Note each line of the listing that contains the string "name", and copy it.

··· Recorded data

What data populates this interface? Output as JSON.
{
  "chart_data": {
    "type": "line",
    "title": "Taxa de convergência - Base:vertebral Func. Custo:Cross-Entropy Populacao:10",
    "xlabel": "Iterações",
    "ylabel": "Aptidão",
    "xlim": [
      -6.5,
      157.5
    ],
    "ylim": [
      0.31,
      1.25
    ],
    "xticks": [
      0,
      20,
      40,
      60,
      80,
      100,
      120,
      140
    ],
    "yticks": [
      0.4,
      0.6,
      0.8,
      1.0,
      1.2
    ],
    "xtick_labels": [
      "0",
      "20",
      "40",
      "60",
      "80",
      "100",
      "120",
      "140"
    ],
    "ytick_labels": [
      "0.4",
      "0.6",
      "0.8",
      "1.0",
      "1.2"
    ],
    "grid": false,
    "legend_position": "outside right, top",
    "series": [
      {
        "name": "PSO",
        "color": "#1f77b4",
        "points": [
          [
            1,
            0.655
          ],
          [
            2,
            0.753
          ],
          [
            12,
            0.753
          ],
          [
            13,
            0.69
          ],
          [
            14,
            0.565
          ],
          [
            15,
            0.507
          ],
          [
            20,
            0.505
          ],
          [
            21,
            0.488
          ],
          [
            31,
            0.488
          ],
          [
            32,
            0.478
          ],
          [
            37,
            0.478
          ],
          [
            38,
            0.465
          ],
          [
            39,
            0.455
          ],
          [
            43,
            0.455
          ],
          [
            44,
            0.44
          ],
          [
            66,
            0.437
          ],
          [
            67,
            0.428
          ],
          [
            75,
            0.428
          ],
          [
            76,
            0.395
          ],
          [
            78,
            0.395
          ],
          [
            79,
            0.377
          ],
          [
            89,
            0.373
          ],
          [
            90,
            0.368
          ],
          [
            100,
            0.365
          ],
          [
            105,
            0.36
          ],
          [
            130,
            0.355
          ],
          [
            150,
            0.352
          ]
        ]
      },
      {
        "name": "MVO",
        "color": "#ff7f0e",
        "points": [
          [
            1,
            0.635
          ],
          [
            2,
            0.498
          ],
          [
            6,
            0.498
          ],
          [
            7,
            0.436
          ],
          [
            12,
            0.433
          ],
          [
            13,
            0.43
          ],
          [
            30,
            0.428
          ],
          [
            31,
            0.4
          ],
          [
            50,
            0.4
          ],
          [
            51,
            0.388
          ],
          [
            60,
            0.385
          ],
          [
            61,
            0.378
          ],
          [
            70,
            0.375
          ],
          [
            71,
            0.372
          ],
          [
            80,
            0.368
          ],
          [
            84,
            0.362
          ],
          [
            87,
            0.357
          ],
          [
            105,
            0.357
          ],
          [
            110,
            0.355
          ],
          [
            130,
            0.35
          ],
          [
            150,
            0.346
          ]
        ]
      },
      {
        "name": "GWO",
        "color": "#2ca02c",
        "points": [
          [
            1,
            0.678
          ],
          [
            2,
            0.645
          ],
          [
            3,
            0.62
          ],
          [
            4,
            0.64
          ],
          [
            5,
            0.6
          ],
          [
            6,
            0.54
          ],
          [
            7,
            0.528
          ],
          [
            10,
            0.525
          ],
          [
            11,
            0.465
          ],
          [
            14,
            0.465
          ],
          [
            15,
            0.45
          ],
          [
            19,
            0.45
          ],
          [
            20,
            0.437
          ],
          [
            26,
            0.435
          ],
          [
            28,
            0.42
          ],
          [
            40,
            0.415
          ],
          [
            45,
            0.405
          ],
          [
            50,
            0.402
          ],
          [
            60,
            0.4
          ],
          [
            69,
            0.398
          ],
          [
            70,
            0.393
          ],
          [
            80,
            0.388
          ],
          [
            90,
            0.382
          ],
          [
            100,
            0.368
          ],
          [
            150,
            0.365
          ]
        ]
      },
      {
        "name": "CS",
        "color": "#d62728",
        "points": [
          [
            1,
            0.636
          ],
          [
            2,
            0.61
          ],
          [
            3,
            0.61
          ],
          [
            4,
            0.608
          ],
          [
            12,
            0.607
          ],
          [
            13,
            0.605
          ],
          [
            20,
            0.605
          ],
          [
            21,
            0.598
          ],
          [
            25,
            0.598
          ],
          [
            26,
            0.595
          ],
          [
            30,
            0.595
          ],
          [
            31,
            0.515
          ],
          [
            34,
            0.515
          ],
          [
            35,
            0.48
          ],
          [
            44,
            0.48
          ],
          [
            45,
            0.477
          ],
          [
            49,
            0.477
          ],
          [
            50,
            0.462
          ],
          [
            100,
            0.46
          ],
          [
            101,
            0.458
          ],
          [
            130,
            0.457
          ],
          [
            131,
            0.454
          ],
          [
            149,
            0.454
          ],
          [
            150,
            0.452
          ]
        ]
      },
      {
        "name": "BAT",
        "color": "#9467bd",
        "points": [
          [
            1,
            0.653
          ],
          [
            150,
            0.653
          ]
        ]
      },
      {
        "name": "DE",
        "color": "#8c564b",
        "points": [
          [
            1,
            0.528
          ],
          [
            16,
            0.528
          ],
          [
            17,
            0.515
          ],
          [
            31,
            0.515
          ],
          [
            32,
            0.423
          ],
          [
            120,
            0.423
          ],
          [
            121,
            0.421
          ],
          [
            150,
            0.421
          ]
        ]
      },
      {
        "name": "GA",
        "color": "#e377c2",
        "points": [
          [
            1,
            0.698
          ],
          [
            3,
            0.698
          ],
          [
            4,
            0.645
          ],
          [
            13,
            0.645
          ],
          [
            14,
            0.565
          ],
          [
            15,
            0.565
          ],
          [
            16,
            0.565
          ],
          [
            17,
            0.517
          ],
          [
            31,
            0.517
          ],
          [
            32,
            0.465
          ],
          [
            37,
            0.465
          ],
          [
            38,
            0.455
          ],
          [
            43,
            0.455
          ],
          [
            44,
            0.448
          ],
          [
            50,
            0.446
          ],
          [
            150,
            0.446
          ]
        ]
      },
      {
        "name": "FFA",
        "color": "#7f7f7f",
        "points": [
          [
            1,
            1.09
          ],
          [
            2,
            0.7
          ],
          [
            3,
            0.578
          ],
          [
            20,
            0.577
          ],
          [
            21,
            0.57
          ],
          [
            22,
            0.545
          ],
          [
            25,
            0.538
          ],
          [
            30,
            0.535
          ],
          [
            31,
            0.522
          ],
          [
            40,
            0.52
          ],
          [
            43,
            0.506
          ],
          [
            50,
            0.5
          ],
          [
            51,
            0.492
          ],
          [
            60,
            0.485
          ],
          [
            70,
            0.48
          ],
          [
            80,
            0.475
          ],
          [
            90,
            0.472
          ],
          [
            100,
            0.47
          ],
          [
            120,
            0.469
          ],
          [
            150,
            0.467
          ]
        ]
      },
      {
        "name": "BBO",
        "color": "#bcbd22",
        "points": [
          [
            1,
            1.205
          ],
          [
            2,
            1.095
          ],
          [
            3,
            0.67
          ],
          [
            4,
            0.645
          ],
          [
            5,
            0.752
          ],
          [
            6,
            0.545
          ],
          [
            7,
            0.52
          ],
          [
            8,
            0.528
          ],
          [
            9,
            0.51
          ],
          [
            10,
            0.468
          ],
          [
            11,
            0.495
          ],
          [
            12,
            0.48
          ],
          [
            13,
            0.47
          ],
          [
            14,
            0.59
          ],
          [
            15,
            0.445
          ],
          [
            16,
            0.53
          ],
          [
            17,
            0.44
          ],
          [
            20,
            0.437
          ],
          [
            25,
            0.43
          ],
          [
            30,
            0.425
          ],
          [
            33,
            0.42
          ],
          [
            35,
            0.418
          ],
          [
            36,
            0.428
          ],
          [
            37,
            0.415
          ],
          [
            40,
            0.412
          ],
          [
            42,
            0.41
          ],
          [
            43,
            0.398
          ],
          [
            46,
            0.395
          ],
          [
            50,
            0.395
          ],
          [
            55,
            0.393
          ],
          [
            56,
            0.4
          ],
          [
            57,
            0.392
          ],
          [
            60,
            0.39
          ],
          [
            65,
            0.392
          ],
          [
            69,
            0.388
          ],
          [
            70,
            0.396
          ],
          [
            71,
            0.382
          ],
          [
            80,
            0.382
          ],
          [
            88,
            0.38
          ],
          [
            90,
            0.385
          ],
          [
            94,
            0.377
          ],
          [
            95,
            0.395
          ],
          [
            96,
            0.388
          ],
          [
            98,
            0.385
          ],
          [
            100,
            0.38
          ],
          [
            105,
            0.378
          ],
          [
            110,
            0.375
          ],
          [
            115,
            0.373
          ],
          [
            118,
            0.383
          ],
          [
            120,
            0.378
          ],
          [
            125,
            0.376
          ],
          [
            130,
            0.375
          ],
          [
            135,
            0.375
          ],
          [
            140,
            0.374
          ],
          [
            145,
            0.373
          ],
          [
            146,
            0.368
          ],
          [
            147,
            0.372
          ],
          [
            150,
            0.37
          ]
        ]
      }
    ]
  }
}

······

**Problem solution:**
        "name": "PSO",
        "name": "MVO",
        "name": "GWO",
        "name": "CS",
        "name": "BAT",
        "name": "DE",
        "name": "GA",
        "name": "FFA",
        "name": "BBO",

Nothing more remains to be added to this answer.